## Exercise requirements
Which lines in the records below contain the word "مسعود"? Copy each of them.

[Collection entries]
[START]
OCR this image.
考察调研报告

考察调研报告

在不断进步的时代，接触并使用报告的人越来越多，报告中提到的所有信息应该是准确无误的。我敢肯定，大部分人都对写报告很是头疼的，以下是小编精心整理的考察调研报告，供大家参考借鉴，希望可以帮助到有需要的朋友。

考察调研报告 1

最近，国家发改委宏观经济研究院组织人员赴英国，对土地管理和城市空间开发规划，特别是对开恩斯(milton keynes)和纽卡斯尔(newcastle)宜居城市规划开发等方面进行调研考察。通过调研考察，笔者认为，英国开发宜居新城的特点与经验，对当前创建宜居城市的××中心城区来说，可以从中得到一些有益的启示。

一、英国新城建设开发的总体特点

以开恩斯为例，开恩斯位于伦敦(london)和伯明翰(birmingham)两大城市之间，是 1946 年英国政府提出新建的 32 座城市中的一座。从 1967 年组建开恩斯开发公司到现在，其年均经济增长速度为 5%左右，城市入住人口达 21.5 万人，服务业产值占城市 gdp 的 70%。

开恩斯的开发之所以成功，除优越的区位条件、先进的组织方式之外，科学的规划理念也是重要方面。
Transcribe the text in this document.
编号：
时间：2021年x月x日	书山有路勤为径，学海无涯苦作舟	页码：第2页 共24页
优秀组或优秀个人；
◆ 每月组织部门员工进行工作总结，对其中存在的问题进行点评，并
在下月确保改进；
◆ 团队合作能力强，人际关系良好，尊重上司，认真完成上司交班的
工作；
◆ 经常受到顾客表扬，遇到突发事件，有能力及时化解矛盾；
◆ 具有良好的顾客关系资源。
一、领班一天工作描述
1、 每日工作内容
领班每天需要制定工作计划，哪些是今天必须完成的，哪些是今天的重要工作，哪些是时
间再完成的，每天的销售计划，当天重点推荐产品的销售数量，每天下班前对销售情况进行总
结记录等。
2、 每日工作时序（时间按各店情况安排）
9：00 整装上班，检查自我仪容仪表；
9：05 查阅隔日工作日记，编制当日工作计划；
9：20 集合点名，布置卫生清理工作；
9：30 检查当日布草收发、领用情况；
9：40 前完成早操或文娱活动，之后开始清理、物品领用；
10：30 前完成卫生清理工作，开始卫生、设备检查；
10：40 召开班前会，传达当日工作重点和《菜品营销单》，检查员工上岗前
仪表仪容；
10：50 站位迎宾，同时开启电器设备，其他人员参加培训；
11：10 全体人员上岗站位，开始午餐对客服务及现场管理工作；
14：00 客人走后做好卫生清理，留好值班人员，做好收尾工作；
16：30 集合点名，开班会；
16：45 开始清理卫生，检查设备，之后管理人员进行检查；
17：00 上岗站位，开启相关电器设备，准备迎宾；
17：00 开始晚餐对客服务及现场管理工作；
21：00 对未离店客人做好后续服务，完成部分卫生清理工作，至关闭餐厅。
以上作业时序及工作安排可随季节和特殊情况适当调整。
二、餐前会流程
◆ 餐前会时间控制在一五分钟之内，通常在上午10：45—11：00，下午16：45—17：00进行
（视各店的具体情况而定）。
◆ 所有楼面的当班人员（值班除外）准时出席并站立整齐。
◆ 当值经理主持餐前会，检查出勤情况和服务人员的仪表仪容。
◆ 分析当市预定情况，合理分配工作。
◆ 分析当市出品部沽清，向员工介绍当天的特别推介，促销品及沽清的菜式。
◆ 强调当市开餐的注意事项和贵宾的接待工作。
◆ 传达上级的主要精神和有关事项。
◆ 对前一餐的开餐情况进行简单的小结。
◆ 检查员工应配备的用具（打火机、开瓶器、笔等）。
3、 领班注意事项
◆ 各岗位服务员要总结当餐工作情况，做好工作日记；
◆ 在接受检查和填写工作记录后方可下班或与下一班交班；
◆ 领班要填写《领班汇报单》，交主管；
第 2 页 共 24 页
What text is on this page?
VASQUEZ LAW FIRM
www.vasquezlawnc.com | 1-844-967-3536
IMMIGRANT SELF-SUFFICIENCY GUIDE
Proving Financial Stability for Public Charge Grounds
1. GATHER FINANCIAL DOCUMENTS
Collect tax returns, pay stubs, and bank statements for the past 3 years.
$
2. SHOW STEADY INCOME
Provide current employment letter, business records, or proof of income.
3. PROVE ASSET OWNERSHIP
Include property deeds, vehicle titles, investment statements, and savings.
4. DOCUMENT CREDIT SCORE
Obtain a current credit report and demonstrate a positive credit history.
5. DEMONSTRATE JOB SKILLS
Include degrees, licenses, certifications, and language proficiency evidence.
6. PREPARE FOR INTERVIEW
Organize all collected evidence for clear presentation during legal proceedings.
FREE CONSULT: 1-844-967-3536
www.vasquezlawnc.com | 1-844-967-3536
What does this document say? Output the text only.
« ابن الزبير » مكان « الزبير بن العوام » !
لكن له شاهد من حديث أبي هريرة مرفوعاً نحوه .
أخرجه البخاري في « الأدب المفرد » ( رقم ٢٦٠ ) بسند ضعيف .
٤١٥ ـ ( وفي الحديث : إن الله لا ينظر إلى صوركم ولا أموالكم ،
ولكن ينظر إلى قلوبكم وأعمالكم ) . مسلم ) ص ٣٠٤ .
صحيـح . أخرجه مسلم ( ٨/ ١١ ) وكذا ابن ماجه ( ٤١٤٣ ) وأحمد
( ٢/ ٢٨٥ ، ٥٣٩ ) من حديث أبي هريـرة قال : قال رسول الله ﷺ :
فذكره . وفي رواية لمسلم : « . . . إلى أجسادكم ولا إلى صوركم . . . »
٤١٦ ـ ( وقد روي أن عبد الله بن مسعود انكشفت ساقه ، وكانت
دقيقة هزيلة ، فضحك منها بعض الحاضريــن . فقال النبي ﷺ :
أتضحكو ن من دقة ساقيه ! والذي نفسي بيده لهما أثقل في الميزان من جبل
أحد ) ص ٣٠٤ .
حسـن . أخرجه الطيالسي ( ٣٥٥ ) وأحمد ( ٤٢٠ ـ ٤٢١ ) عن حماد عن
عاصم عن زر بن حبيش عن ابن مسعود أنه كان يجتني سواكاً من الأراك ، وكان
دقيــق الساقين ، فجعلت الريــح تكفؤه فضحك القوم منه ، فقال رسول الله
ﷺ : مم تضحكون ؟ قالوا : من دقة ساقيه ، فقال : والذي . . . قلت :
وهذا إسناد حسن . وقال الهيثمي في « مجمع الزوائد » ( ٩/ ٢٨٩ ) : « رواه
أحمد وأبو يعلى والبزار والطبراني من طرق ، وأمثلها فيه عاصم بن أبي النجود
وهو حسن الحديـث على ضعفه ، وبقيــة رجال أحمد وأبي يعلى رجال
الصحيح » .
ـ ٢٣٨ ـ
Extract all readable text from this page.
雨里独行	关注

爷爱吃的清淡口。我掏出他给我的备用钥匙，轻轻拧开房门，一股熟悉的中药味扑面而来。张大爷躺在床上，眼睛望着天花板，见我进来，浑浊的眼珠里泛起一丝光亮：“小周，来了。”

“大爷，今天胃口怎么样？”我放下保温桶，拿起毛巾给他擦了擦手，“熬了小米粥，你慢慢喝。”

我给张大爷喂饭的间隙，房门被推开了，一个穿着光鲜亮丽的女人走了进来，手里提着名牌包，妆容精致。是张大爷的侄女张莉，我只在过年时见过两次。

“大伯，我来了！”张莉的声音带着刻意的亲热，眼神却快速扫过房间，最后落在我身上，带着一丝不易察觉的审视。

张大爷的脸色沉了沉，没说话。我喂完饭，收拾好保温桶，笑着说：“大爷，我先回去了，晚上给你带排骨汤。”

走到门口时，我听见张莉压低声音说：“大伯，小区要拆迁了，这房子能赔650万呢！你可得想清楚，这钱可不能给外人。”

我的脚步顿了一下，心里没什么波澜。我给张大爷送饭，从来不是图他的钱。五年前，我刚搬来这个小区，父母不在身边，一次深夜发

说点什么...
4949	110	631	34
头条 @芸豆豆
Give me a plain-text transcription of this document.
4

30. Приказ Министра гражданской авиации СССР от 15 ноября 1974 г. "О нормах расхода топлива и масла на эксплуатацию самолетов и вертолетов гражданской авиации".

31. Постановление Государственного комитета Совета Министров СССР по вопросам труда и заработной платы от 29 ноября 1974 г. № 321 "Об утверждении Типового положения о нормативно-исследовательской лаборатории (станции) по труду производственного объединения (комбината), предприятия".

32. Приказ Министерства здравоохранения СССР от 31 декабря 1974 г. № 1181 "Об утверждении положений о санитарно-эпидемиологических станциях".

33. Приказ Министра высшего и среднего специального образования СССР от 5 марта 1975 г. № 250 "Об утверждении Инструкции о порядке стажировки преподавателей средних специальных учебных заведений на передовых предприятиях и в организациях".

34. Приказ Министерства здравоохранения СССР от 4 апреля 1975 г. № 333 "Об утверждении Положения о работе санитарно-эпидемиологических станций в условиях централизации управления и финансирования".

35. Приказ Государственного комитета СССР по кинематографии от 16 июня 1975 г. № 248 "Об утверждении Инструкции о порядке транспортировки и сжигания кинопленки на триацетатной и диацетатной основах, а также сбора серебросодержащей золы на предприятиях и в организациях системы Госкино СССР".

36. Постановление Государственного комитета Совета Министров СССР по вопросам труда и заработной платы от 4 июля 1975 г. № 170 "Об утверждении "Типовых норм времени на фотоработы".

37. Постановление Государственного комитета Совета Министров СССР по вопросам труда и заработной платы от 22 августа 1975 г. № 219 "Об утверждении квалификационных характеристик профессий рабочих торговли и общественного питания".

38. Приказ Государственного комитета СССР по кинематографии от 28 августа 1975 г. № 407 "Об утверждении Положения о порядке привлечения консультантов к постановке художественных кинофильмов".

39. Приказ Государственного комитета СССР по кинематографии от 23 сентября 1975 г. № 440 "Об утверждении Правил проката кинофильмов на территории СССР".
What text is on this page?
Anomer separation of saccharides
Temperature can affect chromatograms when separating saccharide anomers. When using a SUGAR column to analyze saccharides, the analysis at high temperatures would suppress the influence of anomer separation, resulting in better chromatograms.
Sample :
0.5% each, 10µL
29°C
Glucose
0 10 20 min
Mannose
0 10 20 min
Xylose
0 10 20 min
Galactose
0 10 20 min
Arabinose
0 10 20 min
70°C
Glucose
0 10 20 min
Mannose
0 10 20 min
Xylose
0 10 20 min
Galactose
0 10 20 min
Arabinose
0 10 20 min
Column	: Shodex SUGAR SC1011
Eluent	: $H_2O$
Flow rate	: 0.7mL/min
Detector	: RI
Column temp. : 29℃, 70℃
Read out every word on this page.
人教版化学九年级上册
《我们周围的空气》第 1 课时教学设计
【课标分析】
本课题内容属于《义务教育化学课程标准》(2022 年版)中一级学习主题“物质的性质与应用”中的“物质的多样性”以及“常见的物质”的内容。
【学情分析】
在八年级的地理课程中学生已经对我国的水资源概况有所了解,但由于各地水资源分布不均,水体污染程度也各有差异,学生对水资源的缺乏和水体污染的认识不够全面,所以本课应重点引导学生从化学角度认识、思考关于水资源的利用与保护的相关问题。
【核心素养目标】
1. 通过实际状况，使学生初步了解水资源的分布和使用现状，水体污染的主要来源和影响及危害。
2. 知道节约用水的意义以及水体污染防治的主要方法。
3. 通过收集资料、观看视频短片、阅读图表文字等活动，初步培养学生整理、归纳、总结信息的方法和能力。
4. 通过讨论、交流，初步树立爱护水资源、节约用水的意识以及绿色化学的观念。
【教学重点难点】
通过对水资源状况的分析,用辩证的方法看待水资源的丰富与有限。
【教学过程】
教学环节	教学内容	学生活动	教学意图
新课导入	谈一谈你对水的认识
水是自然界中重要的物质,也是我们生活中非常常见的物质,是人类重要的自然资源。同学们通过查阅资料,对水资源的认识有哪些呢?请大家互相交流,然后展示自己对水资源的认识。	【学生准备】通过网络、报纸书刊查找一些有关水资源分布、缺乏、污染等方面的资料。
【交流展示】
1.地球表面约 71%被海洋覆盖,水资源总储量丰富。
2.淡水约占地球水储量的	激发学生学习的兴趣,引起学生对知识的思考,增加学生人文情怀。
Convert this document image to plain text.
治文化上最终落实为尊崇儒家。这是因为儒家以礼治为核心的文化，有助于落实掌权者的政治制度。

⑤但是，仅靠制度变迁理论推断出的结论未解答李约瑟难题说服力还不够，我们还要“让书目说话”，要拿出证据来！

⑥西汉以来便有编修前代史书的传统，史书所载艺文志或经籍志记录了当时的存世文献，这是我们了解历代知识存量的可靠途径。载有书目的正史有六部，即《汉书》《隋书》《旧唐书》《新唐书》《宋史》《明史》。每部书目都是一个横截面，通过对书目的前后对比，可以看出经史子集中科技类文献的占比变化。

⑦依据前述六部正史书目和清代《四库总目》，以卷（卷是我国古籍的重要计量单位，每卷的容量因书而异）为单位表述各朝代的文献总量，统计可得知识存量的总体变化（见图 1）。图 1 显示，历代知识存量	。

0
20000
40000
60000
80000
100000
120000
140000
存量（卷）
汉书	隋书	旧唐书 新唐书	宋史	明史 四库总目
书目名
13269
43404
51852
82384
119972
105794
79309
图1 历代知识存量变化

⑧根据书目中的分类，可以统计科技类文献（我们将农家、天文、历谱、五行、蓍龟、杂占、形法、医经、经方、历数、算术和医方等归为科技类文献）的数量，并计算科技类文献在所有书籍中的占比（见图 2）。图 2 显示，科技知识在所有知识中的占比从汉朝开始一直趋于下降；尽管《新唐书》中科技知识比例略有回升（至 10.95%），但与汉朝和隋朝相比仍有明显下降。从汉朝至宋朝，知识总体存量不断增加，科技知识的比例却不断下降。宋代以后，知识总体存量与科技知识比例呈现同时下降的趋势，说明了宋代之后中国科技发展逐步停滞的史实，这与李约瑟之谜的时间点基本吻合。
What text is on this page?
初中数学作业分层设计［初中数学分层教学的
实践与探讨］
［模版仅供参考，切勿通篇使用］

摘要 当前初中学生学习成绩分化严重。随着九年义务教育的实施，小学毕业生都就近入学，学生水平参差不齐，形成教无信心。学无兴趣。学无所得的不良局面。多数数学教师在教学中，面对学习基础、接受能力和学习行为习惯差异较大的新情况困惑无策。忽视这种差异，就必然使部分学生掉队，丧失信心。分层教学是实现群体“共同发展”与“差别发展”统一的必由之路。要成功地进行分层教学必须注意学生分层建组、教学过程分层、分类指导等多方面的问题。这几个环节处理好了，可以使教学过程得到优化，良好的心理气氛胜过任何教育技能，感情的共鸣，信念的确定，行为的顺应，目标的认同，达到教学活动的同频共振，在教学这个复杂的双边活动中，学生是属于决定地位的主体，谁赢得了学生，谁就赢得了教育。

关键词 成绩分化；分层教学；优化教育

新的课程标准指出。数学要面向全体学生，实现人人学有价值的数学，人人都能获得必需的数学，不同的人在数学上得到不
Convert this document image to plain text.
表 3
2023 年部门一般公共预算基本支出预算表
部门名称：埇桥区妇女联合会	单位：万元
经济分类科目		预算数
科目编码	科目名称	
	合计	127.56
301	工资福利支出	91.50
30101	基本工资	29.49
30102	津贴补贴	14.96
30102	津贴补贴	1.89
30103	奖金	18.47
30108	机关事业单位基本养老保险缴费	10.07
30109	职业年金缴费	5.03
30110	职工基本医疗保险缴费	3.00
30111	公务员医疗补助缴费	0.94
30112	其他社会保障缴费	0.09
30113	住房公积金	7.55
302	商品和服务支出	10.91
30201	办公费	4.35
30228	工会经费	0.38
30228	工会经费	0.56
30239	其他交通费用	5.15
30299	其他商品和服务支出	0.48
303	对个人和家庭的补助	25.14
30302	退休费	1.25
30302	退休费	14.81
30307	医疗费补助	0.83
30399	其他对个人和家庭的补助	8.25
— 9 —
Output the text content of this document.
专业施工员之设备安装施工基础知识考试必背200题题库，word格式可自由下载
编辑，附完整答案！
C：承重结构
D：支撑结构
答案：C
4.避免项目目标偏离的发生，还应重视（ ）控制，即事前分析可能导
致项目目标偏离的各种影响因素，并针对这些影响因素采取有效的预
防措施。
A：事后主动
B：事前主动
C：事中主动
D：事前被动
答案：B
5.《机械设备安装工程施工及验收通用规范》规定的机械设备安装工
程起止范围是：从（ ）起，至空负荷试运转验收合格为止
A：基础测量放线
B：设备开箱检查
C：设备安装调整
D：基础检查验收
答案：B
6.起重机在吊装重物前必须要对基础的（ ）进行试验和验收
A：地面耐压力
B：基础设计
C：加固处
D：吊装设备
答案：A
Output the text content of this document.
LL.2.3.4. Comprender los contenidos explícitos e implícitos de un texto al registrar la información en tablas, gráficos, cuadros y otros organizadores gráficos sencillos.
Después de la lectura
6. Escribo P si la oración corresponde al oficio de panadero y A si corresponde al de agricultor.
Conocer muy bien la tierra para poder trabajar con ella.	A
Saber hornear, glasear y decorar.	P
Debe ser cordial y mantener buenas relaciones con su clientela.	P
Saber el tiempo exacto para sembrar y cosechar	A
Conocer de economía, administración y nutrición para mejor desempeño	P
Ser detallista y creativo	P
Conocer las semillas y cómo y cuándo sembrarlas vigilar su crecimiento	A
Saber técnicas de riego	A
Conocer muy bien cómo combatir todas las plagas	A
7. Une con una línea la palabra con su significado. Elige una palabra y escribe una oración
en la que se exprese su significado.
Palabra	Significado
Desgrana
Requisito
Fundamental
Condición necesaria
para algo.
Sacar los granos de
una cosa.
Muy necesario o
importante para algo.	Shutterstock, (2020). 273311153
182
[END]
## The response
٤١٦ ـ ( وقد روي أن عبد الله بن مسعود انكشفت ساقه ، وكانت
عاصم عن زر بن حبيش عن ابن مسعود أنه كان يجتني سواكاً من الأراك ، وكان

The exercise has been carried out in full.